**Given problem**
Locate the line that contains "Extract all readable text from this page.". Print it and each following line through the end of the listing, verbatim, and nothing more.

(Records from a data source)
|---|
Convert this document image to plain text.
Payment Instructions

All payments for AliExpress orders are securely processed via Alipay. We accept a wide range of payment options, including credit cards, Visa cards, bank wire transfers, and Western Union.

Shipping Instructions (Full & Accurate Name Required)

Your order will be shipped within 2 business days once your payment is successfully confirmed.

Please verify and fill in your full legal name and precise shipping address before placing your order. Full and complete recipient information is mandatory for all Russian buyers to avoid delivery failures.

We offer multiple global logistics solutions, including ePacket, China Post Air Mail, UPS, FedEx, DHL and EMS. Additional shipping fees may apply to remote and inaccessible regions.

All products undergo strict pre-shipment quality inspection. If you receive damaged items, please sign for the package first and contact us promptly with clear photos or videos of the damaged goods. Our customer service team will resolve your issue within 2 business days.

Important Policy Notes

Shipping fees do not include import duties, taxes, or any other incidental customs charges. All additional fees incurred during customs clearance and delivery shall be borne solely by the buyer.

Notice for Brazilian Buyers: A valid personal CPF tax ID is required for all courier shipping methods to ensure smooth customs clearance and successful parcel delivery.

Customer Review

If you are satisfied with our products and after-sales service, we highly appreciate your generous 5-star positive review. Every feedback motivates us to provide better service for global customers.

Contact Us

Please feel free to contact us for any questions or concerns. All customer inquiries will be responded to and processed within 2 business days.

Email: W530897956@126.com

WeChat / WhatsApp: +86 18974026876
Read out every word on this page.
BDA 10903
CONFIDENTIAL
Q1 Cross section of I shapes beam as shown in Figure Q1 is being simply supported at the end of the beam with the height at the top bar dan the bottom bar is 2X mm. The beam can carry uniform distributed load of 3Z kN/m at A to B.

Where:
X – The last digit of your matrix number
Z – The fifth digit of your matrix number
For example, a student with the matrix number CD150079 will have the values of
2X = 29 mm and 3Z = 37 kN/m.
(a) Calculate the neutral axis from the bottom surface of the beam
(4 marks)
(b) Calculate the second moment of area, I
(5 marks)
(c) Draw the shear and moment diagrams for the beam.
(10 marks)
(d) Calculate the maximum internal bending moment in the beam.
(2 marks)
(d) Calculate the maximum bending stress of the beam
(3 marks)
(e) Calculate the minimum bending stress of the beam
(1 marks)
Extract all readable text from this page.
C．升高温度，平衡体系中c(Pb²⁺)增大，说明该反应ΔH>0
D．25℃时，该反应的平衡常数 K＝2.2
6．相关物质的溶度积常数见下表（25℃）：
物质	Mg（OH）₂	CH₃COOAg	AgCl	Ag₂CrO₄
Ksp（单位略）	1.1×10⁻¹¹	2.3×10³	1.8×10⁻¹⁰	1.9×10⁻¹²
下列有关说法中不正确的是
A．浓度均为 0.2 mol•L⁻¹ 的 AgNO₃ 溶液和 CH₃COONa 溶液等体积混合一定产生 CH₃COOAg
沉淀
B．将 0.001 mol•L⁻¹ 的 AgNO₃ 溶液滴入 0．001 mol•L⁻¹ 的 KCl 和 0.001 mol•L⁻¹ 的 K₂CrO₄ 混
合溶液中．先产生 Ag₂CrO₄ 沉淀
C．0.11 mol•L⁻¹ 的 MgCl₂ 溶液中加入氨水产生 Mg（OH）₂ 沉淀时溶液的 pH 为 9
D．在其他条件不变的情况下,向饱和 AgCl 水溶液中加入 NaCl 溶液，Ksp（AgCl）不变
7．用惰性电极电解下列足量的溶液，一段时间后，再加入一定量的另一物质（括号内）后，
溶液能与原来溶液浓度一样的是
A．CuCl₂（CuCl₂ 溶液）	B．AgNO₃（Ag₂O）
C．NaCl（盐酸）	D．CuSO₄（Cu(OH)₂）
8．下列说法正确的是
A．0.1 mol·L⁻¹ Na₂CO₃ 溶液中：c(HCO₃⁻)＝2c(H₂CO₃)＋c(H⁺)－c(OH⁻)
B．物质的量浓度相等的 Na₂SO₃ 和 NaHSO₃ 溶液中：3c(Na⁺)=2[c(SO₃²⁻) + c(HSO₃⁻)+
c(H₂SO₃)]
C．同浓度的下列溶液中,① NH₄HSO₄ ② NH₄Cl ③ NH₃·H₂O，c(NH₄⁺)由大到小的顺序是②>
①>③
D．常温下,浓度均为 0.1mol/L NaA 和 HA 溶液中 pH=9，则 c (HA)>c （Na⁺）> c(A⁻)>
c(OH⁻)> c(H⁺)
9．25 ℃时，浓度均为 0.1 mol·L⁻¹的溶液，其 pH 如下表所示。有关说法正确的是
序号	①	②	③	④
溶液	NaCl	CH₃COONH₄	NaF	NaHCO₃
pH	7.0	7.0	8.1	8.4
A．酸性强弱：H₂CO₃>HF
|---|
**Response to this task**
Extract all readable text from this page.
C．升高温度，平衡体系中c(Pb²⁺)增大，说明该反应ΔH>0
D．25℃时，该反应的平衡常数 K＝2.2
6．相关物质的溶度积常数见下表（25℃）：
物质	Mg（OH）₂	CH₃COOAg	AgCl	Ag₂CrO₄
Ksp（单位略）	1.1×10⁻¹¹	2.3×10³	1.8×10⁻¹⁰	1.9×10⁻¹²
下列有关说法中不正确的是
A．浓度均为 0.2 mol•L⁻¹ 的 AgNO₃ 溶液和 CH₃COONa 溶液等体积混合一定产生 CH₃COOAg
沉淀
B．将 0.001 mol•L⁻¹ 的 AgNO₃ 溶液滴入 0．001 mol•L⁻¹ 的 KCl 和 0.001 mol•L⁻¹ 的 K₂CrO₄ 混
合溶液中．先产生 Ag₂CrO₄ 沉淀
C．0.11 mol•L⁻¹ 的 MgCl₂ 溶液中加入氨水产生 Mg（OH）₂ 沉淀时溶液的 pH 为 9
D．在其他条件不变的情况下,向饱和 AgCl 水溶液中加入 NaCl 溶液，Ksp（AgCl）不变
7．用惰性电极电解下列足量的溶液，一段时间后，再加入一定量的另一物质（括号内）后，
溶液能与原来溶液浓度一样的是
A．CuCl₂（CuCl₂ 溶液）	B．AgNO₃（Ag₂O）
C．NaCl（盐酸）	D．CuSO₄（Cu(OH)₂）
8．下列说法正确的是
A．0.1 mol·L⁻¹ Na₂CO₃ 溶液中：c(HCO₃⁻)＝2c(H₂CO₃)＋c(H⁺)－c(OH⁻)
B．物质的量浓度相等的 Na₂SO₃ 和 NaHSO₃ 溶液中：3c(Na⁺)=2[c(SO₃²⁻) + c(HSO₃⁻)+
c(H₂SO₃)]
C．同浓度的下列溶液中,① NH₄HSO₄ ② NH₄Cl ③ NH₃·H₂O，c(NH₄⁺)由大到小的顺序是②>
①>③
D．常温下,浓度均为 0.1mol/L NaA 和 HA 溶液中 pH=9，则 c (HA)>c （Na⁺）> c(A⁻)>
c(OH⁻)> c(H⁺)
9．25 ℃时，浓度均为 0.1 mol·L⁻¹的溶液，其 pH 如下表所示。有关说法正确的是
序号	①	②	③	④
溶液	NaCl	CH₃COONH₄	NaF	NaHCO₃
pH	7.0	7.0	8.1	8.4
A．酸性强弱：H₂CO₃>HF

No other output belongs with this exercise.